START
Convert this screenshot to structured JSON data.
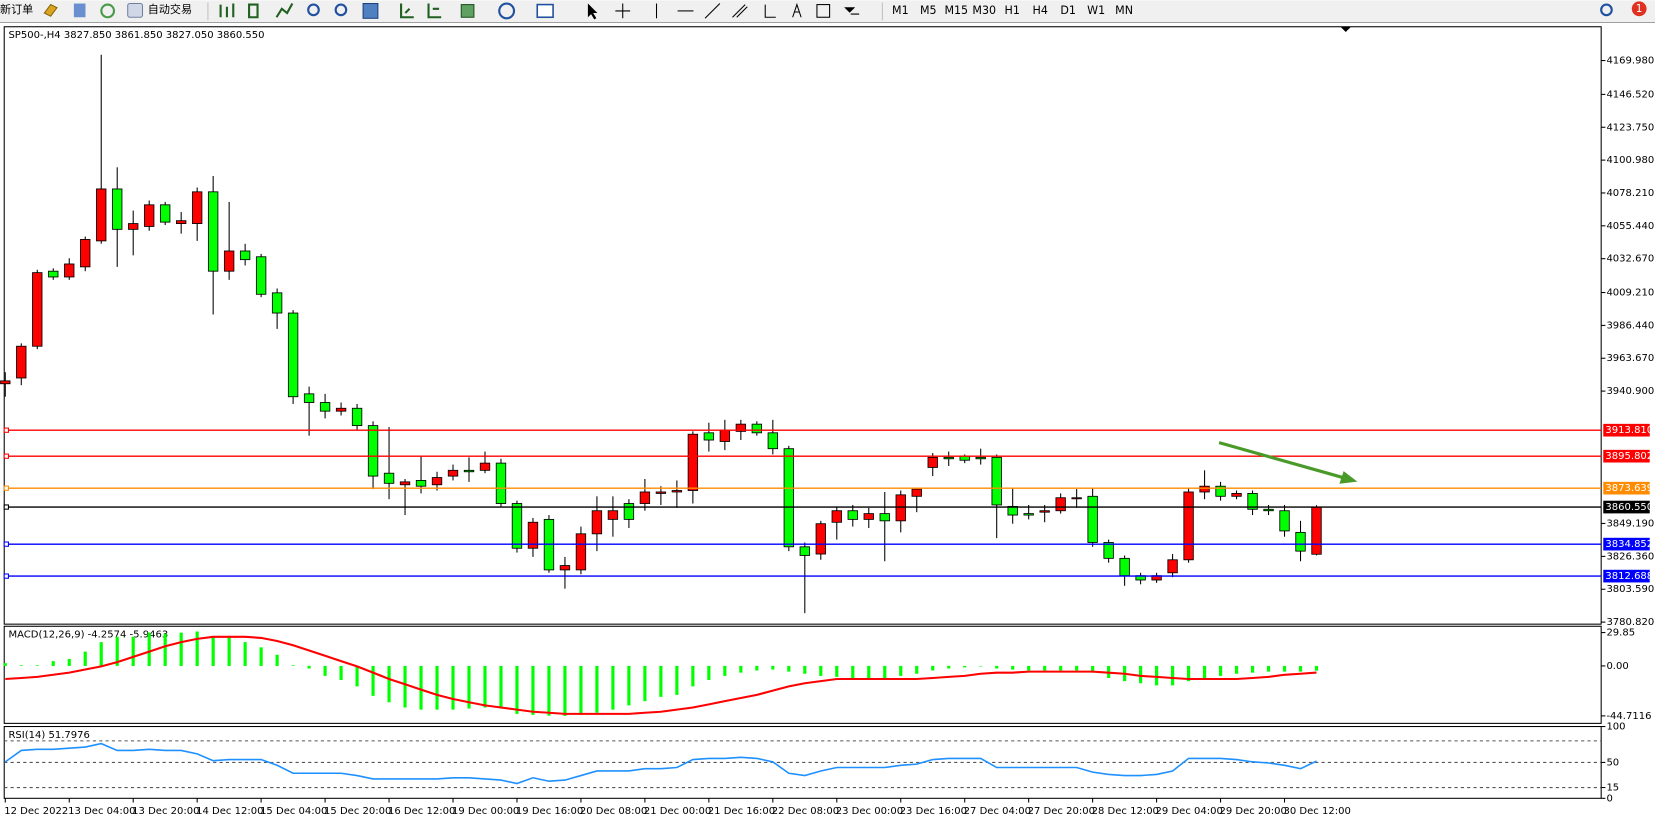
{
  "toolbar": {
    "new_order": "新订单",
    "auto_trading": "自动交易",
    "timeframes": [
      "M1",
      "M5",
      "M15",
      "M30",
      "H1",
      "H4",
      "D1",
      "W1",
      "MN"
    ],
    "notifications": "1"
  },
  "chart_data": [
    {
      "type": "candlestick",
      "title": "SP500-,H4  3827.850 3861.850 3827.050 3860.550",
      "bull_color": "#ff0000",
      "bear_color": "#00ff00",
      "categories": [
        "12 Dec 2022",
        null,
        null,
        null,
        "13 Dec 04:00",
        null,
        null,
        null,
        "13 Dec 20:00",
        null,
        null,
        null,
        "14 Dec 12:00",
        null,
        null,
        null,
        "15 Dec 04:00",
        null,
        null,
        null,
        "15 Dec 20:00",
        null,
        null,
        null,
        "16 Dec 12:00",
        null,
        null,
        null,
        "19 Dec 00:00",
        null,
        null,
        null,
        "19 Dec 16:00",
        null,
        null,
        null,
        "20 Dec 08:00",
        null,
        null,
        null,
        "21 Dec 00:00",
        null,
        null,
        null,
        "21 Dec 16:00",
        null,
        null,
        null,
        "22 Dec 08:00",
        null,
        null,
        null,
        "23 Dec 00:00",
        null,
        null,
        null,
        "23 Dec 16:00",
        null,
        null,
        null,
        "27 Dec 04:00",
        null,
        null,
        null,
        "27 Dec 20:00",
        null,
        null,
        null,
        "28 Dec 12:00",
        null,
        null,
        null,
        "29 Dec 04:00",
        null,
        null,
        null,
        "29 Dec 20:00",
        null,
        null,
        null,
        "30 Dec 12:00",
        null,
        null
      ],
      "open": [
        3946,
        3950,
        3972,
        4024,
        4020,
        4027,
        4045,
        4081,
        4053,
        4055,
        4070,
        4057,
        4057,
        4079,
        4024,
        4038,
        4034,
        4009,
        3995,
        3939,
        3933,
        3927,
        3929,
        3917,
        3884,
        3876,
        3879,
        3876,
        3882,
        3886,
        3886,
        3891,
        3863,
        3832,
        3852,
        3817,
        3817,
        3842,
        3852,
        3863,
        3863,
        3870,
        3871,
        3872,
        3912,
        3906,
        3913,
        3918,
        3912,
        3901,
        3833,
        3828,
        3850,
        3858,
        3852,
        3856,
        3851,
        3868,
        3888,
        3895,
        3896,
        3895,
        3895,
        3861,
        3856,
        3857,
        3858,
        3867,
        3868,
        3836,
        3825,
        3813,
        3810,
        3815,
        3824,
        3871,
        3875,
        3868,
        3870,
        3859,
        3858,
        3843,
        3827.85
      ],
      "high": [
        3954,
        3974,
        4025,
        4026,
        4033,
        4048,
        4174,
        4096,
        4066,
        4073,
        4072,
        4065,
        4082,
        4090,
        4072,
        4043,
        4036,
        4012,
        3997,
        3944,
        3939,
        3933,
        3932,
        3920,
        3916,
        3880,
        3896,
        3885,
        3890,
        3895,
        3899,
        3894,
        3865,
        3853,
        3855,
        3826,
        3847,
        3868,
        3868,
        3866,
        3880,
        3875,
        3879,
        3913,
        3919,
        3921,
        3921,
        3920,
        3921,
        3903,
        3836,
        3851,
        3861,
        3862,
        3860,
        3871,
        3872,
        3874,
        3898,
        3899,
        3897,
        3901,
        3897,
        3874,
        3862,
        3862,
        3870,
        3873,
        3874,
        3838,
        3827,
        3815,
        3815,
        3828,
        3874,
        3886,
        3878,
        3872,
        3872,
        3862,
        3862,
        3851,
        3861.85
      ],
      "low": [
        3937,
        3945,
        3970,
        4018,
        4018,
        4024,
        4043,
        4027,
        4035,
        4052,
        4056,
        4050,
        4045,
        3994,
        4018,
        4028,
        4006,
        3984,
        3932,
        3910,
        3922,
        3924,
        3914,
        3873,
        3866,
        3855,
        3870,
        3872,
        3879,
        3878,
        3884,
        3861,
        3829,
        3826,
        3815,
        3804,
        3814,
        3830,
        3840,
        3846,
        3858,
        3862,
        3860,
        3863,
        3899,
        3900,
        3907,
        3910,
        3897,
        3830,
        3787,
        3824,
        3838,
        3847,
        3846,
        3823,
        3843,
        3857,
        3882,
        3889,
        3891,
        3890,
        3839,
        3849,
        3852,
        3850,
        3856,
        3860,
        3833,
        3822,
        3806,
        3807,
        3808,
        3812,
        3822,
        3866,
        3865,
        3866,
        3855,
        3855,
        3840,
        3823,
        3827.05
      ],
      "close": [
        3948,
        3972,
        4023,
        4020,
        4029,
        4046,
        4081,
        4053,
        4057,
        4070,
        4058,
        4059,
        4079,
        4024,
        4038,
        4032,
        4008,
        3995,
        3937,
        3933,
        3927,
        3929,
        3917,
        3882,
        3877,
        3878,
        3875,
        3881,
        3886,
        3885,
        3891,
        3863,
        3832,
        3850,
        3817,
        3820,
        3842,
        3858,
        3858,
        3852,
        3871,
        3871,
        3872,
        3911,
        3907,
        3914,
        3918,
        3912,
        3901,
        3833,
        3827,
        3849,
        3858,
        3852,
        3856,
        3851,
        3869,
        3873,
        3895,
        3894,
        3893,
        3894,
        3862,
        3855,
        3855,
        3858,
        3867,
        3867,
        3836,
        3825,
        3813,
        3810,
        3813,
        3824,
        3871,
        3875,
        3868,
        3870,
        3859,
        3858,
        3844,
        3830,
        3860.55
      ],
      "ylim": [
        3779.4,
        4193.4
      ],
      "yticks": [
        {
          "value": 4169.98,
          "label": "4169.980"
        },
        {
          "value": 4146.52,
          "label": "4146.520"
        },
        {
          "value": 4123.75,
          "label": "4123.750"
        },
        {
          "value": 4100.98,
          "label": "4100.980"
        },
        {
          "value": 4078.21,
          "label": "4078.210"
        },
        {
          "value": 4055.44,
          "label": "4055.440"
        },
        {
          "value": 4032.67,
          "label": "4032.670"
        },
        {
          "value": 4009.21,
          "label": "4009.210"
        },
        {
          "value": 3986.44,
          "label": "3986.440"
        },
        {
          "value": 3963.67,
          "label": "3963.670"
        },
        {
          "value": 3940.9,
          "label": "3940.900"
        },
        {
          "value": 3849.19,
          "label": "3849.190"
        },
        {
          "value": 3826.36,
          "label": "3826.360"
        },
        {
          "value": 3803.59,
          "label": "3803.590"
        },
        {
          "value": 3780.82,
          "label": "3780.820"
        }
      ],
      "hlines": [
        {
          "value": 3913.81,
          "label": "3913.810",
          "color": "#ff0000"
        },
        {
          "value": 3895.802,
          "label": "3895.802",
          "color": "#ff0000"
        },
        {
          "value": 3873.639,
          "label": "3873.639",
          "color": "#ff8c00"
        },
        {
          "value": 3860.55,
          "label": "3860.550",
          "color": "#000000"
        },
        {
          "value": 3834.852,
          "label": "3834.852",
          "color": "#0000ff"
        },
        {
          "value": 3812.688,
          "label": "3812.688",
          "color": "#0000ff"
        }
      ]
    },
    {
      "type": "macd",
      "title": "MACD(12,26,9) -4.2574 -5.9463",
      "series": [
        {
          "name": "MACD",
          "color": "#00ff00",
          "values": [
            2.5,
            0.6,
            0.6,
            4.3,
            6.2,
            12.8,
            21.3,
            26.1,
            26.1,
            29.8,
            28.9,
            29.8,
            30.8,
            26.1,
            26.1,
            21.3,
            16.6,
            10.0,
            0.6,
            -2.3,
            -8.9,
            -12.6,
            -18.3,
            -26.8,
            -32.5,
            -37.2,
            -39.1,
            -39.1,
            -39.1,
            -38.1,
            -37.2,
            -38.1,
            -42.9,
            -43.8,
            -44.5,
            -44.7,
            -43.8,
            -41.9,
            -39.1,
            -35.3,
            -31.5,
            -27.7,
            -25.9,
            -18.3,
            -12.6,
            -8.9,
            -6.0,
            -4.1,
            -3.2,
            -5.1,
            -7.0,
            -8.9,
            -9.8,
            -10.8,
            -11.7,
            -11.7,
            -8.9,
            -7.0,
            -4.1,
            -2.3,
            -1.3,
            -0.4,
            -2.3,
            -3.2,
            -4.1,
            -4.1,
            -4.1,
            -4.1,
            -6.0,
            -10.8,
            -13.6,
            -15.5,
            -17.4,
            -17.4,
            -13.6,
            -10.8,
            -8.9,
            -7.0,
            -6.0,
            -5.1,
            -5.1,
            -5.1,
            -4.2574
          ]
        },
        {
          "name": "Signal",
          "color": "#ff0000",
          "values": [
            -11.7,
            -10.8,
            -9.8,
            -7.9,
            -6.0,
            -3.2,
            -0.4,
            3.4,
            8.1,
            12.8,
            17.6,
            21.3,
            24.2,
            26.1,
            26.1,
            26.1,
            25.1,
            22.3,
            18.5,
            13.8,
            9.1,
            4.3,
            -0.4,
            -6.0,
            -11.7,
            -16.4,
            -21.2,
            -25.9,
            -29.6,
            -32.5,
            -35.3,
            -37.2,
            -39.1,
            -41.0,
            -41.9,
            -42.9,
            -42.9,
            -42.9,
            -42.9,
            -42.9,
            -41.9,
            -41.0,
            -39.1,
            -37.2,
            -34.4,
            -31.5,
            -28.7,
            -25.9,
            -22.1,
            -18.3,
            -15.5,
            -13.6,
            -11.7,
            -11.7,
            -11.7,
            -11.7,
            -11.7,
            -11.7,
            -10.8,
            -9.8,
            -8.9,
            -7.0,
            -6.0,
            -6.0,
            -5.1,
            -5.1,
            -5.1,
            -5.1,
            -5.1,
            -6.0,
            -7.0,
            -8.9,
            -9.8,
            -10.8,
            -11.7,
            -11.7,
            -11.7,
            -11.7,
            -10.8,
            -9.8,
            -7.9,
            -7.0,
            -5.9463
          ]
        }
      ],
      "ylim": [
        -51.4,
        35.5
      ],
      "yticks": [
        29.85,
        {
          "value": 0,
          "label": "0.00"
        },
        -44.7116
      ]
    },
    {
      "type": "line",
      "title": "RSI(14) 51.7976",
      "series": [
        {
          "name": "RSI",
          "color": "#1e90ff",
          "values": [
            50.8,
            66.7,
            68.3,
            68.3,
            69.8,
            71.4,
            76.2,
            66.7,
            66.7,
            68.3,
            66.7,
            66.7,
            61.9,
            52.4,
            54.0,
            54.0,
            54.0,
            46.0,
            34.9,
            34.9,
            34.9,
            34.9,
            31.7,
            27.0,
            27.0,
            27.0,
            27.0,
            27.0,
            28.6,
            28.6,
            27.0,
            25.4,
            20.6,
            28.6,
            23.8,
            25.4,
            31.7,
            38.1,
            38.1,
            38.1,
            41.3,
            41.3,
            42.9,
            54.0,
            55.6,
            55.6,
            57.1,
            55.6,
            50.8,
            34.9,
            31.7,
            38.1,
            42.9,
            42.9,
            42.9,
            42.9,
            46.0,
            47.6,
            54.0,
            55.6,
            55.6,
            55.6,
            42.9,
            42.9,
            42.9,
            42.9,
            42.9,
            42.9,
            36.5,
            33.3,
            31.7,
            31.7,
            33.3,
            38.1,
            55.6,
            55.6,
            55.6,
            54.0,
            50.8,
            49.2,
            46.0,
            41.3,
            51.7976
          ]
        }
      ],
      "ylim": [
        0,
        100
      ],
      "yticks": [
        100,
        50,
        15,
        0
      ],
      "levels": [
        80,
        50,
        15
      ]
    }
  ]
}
END
What to do: Look over the records above and copy each line that includes the string "type".

The response:
      "type": "candlestick",
      "type": "macd",
      "type": "line",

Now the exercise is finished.